PROBLEM
Pick every line with "наивысшей" from the material below.

(Dataset items)
# # # # #
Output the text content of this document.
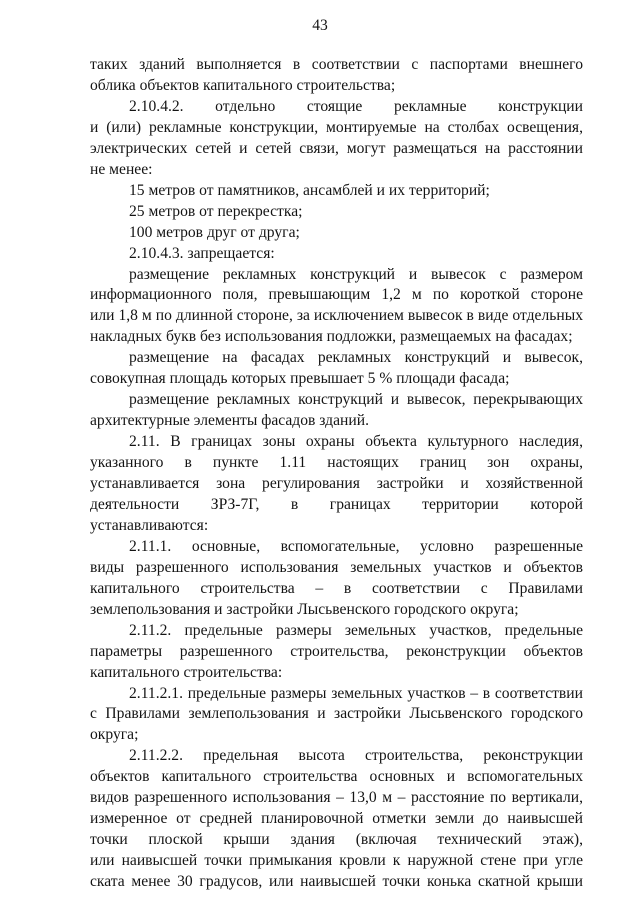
43
таких зданий выполняется в соответствии с паспортами внешнего
облика объектов капитального строительства;
2.10.4.2. отдельно стоящие рекламные конструкции
и (или) рекламные конструкции, монтируемые на столбах освещения,
электрических сетей и сетей связи, могут размещаться на расстоянии
не менее:
15 метров от памятников, ансамблей и их территорий;
25 метров от перекрестка;
100 метров друг от друга;
2.10.4.3. запрещается:
размещение рекламных конструкций и вывесок с размером
информационного поля, превышающим 1,2 м по короткой стороне
или 1,8 м по длинной стороне, за исключением вывесок в виде отдельных
накладных букв без использования подложки, размещаемых на фасадах;
размещение на фасадах рекламных конструкций и вывесок,
совокупная площадь которых превышает 5 % площади фасада;
размещение рекламных конструкций и вывесок, перекрывающих
архитектурные элементы фасадов зданий.
2.11. В границах зоны охраны объекта культурного наследия,
указанного в пункте 1.11 настоящих границ зон охраны,
устанавливается зона регулирования застройки и хозяйственной
деятельности ЗРЗ-7Г, в границах территории которой
устанавливаются:
2.11.1. основные, вспомогательные, условно разрешенные
виды разрешенного использования земельных участков и объектов
капитального строительства – в соответствии с Правилами
землепользования и застройки Лысьвенского городского округа;
2.11.2. предельные размеры земельных участков, предельные
параметры разрешенного строительства, реконструкции объектов
капитального строительства:
2.11.2.1. предельные размеры земельных участков – в соответствии
с Правилами землепользования и застройки Лысьвенского городского
округа;
2.11.2.2. предельная высота строительства, реконструкции
объектов капитального строительства основных и вспомогательных
видов разрешенного использования – 13,0 м – расстояние по вертикали,
измеренное от средней планировочной отметки земли до наивысшей
точки плоской крыши здания (включая технический этаж),
или наивысшей точки примыкания кровли к наружной стене при угле
ската менее 30 градусов, или наивысшей точки конька скатной крыши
# # # # #
ANSWER TO THE TASK
измеренное от средней планировочной отметки земли до наивысшей
или наивысшей точки примыкания кровли к наружной стене при угле
ската менее 30 градусов, или наивысшей точки конька скатной крыши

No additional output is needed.